Task - Without the pictures, copy all the entries below exactly.

Dataset entries
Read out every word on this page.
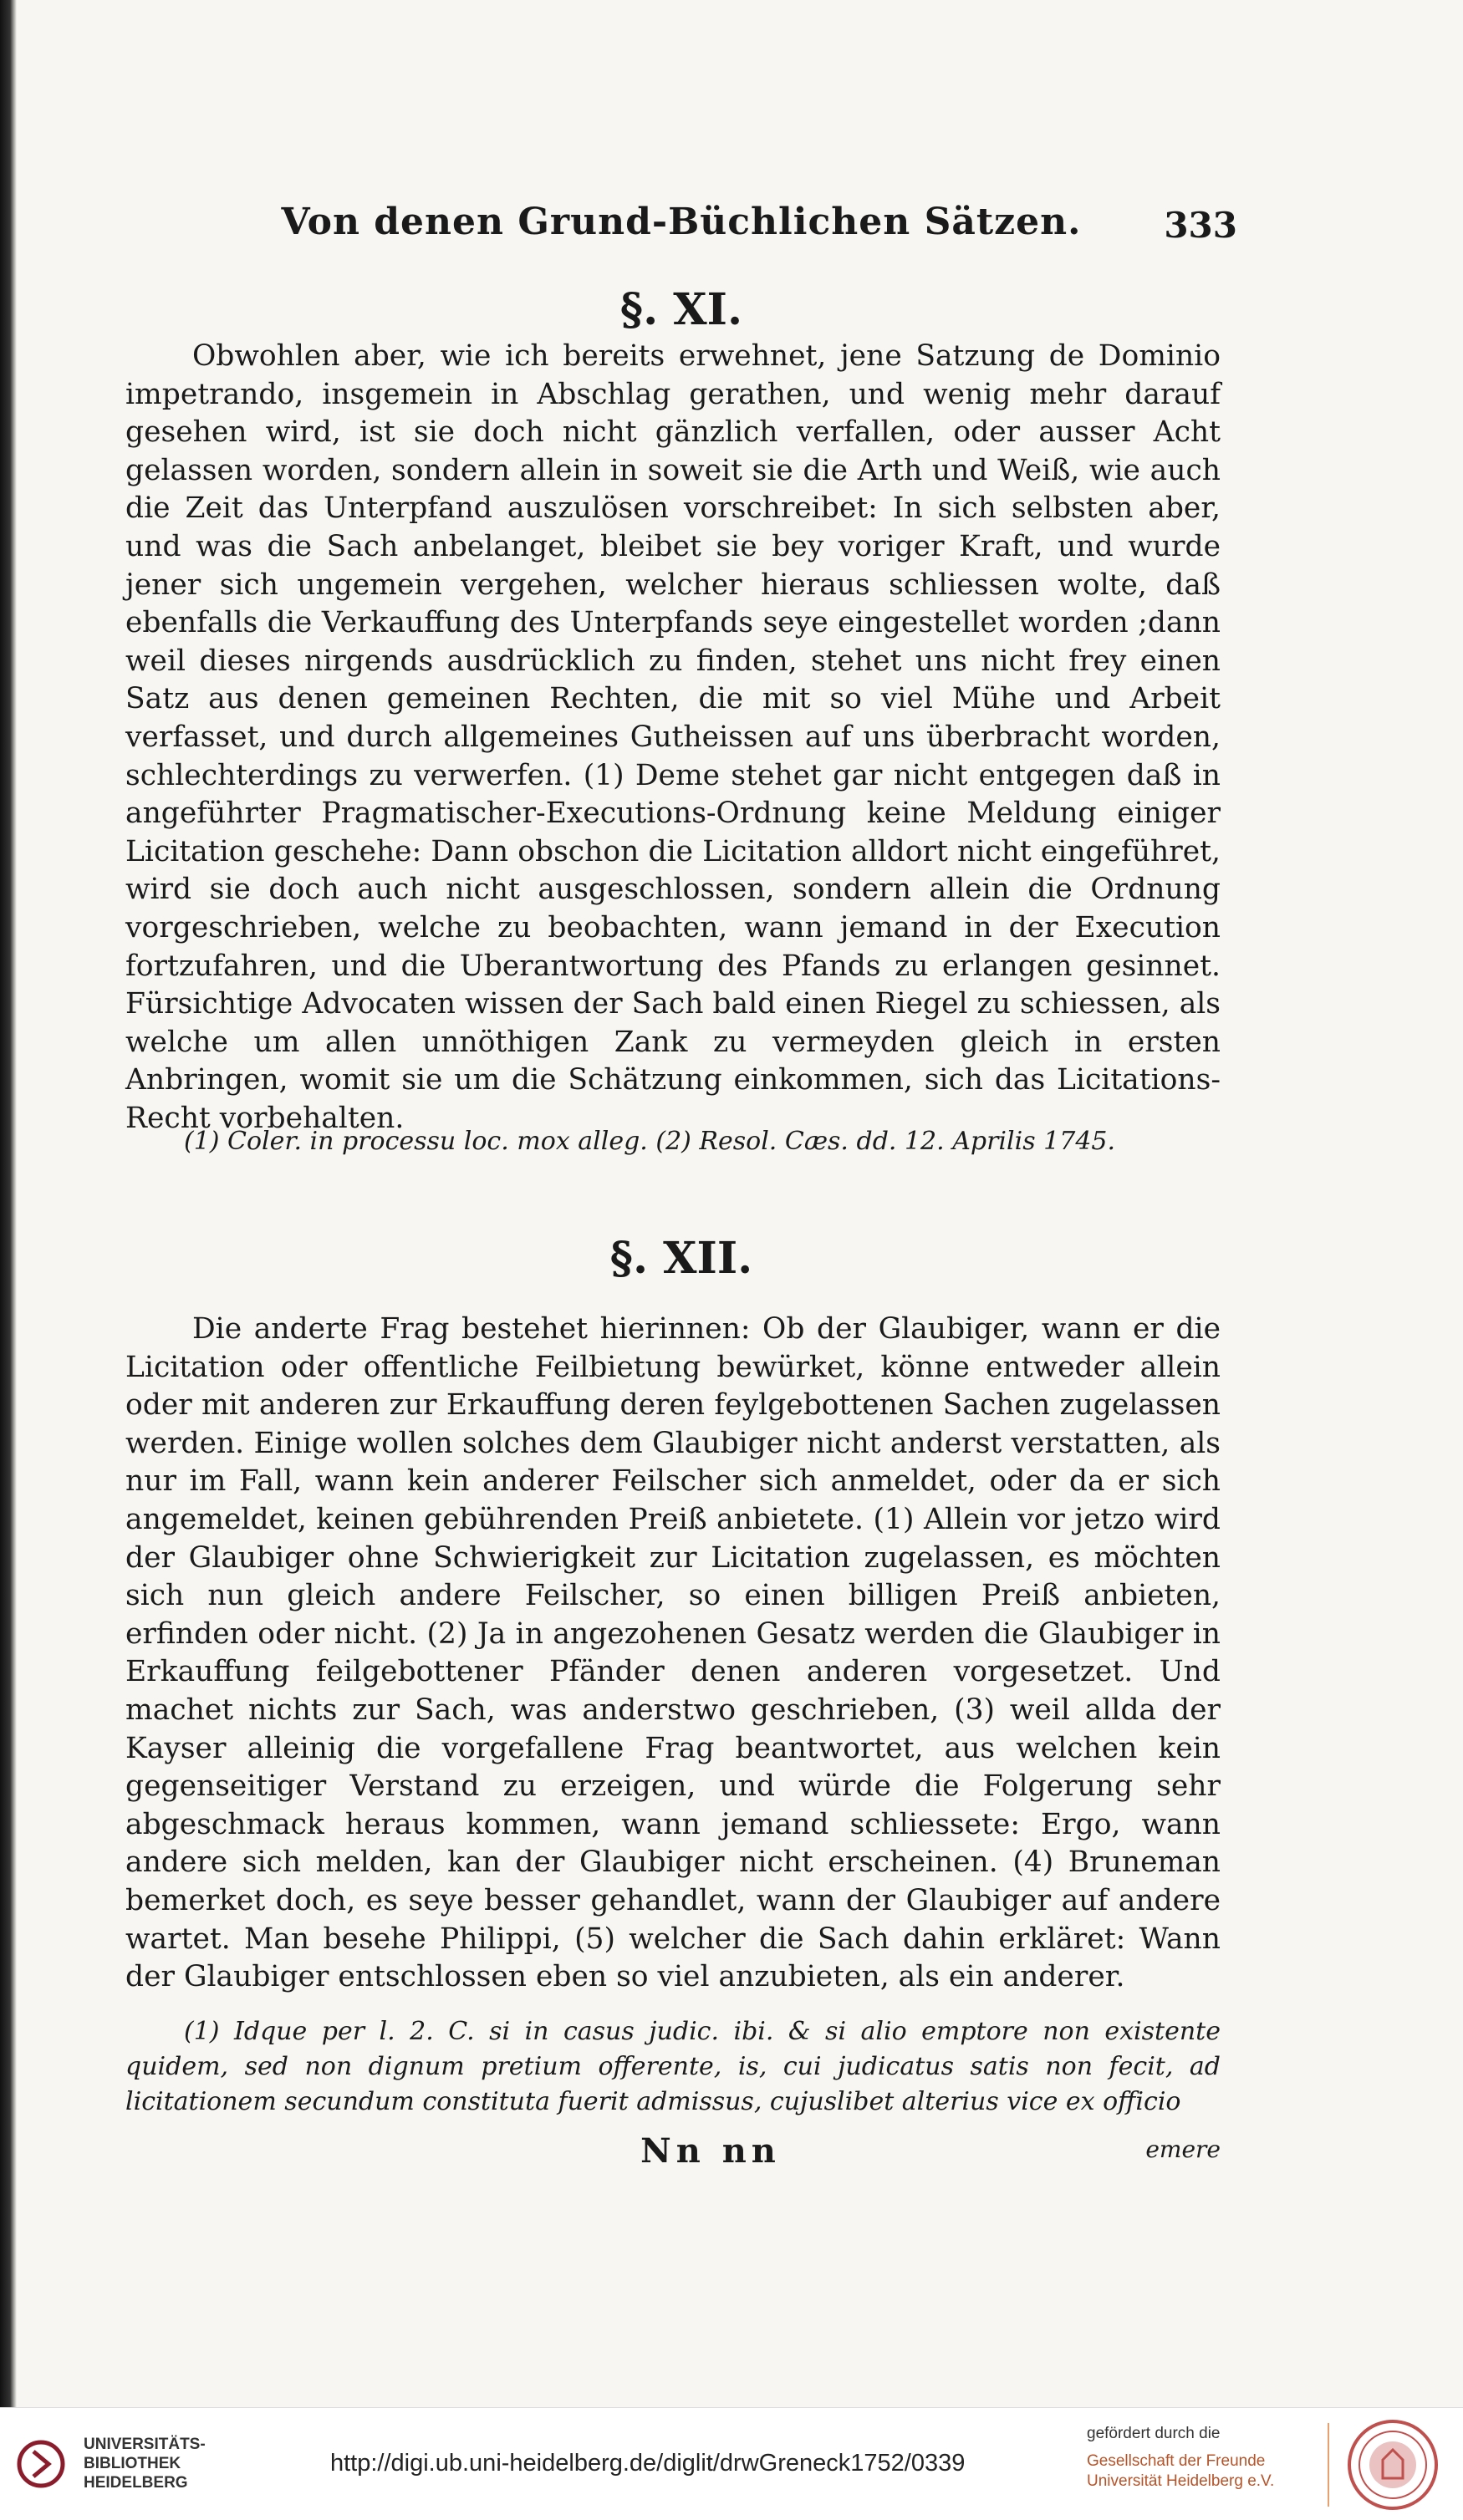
Von denen Grund-Büchlichen Sätzen.	333
§. XI.

Obwohlen aber, wie ich bereits erwehnet, jene Satzung de Dominio impetrando, insgemein in Abschlag gerathen, und wenig mehr darauf gesehen wird, ist sie doch nicht gänzlich verfallen, oder ausser Acht gelassen worden, sondern allein in soweit sie die Arth und Weiß, wie auch die Zeit das Unterpfand auszulösen vorschreibet: In sich selbsten aber, und was die Sach anbelanget, bleibet sie bey voriger Kraft, und wurde jener sich ungemein vergehen, welcher hieraus schliessen wolte, daß ebenfalls die Verkauffung des Unterpfands seye eingestellet worden ;dann weil dieses nirgends ausdrücklich zu finden, stehet uns nicht frey einen Satz aus denen gemeinen Rechten, die mit so viel Mühe und Arbeit verfasset, und durch allgemeines Gutheissen auf uns überbracht worden, schlechterdings zu verwerfen. (1) Deme stehet gar nicht entgegen daß in angeführter Pragmatischer-Executions-Ordnung keine Meldung einiger Licitation geschehe: Dann obschon die Licitation alldort nicht eingeführet, wird sie doch auch nicht ausgeschlossen, sondern allein die Ordnung vorgeschrieben, welche zu beobachten, wann jemand in der Execution fortzufahren, und die Uberantwortung des Pfands zu erlangen gesinnet. Fürsichtige Advocaten wissen der Sach bald einen Riegel zu schiessen, als welche um allen unnöthigen Zank zu vermeyden gleich in ersten Anbringen, womit sie um die Schätzung einkommen, sich das Licitations-Recht vorbehalten.

(1) Coler. in processu loc. mox alleg. (2) Resol. Cæs. dd. 12. Aprilis 1745.
§. XII.

Die anderte Frag bestehet hierinnen: Ob der Glaubiger, wann er die Licitation oder offentliche Feilbietung bewürket, könne entweder allein oder mit anderen zur Erkauffung deren feylgebottenen Sachen zugelassen werden. Einige wollen solches dem Glaubiger nicht anderst verstatten, als nur im Fall, wann kein anderer Feilscher sich anmeldet, oder da er sich angemeldet, keinen gebührenden Preiß anbietete. (1) Allein vor jetzo wird der Glaubiger ohne Schwierigkeit zur Licitation zugelassen, es möchten sich nun gleich andere Feilscher, so einen billigen Preiß anbieten, erfinden oder nicht. (2) Ja in angezohenen Gesatz werden die Glaubiger in Erkauffung feilgebottener Pfänder denen anderen vorgesetzet. Und machet nichts zur Sach, was anderstwo geschrieben, (3) weil allda der Kayser alleinig die vorgefallene Frag beantwortet, aus welchen kein gegenseitiger Verstand zu erzeigen, und würde die Folgerung sehr abgeschmack heraus kommen, wann jemand schliessete: Ergo, wann andere sich melden, kan der Glaubiger nicht erscheinen. (4) Bruneman bemerket doch, es seye besser gehandlet, wann der Glaubiger auf andere wartet. Man besehe Philippi, (5) welcher die Sach dahin erkläret: Wann der Glaubiger entschlossen eben so viel anzubieten, als ein anderer.

(1) Idque per l. 2. C. si in casus judic. ibi. & si alio emptore non existente quidem, sed non dignum pretium offerente, is, cui judicatus satis non fecit, ad licitationem secundum constituta fuerit admissus, cujuslibet alterius vice ex officio
Nn nn	emere
UNIVERSITÄTS-
BIBLIOTHEK
HEIDELBERG
http://digi.ub.uni-heidelberg.de/diglit/drwGreneck1752/0339
gefördert durch die
Gesellschaft der Freunde
Universität Heidelberg e.V.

Task solution -
Read out every word on this page.
Von denen Grund-Büchlichen Sätzen.	333
§. XI.

Obwohlen aber, wie ich bereits erwehnet, jene Satzung de Dominio impetrando, insgemein in Abschlag gerathen, und wenig mehr darauf gesehen wird, ist sie doch nicht gänzlich verfallen, oder ausser Acht gelassen worden, sondern allein in soweit sie die Arth und Weiß, wie auch die Zeit das Unterpfand auszulösen vorschreibet: In sich selbsten aber, und was die Sach anbelanget, bleibet sie bey voriger Kraft, und wurde jener sich ungemein vergehen, welcher hieraus schliessen wolte, daß ebenfalls die Verkauffung des Unterpfands seye eingestellet worden ;dann weil dieses nirgends ausdrücklich zu finden, stehet uns nicht frey einen Satz aus denen gemeinen Rechten, die mit so viel Mühe und Arbeit verfasset, und durch allgemeines Gutheissen auf uns überbracht worden, schlechterdings zu verwerfen. (1) Deme stehet gar nicht entgegen daß in angeführter Pragmatischer-Executions-Ordnung keine Meldung einiger Licitation geschehe: Dann obschon die Licitation alldort nicht eingeführet, wird sie doch auch nicht ausgeschlossen, sondern allein die Ordnung vorgeschrieben, welche zu beobachten, wann jemand in der Execution fortzufahren, und die Uberantwortung des Pfands zu erlangen gesinnet. Fürsichtige Advocaten wissen der Sach bald einen Riegel zu schiessen, als welche um allen unnöthigen Zank zu vermeyden gleich in ersten Anbringen, womit sie um die Schätzung einkommen, sich das Licitations-Recht vorbehalten.

(1) Coler. in processu loc. mox alleg. (2) Resol. Cæs. dd. 12. Aprilis 1745.
§. XII.

Die anderte Frag bestehet hierinnen: Ob der Glaubiger, wann er die Licitation oder offentliche Feilbietung bewürket, könne entweder allein oder mit anderen zur Erkauffung deren feylgebottenen Sachen zugelassen werden. Einige wollen solches dem Glaubiger nicht anderst verstatten, als nur im Fall, wann kein anderer Feilscher sich anmeldet, oder da er sich angemeldet, keinen gebührenden Preiß anbietete. (1) Allein vor jetzo wird der Glaubiger ohne Schwierigkeit zur Licitation zugelassen, es möchten sich nun gleich andere Feilscher, so einen billigen Preiß anbieten, erfinden oder nicht. (2) Ja in angezohenen Gesatz werden die Glaubiger in Erkauffung feilgebottener Pfänder denen anderen vorgesetzet. Und machet nichts zur Sach, was anderstwo geschrieben, (3) weil allda der Kayser alleinig die vorgefallene Frag beantwortet, aus welchen kein gegenseitiger Verstand zu erzeigen, und würde die Folgerung sehr abgeschmack heraus kommen, wann jemand schliessete: Ergo, wann andere sich melden, kan der Glaubiger nicht erscheinen. (4) Bruneman bemerket doch, es seye besser gehandlet, wann der Glaubiger auf andere wartet. Man besehe Philippi, (5) welcher die Sach dahin erkläret: Wann der Glaubiger entschlossen eben so viel anzubieten, als ein anderer.

(1) Idque per l. 2. C. si in casus judic. ibi. & si alio emptore non existente quidem, sed non dignum pretium offerente, is, cui judicatus satis non fecit, ad licitationem secundum constituta fuerit admissus, cujuslibet alterius vice ex officio
Nn nn	emere
UNIVERSITÄTS-
BIBLIOTHEK
HEIDELBERG
http://digi.ub.uni-heidelberg.de/diglit/drwGreneck1752/0339
gefördert durch die
Gesellschaft der Freunde
Universität Heidelberg e.V.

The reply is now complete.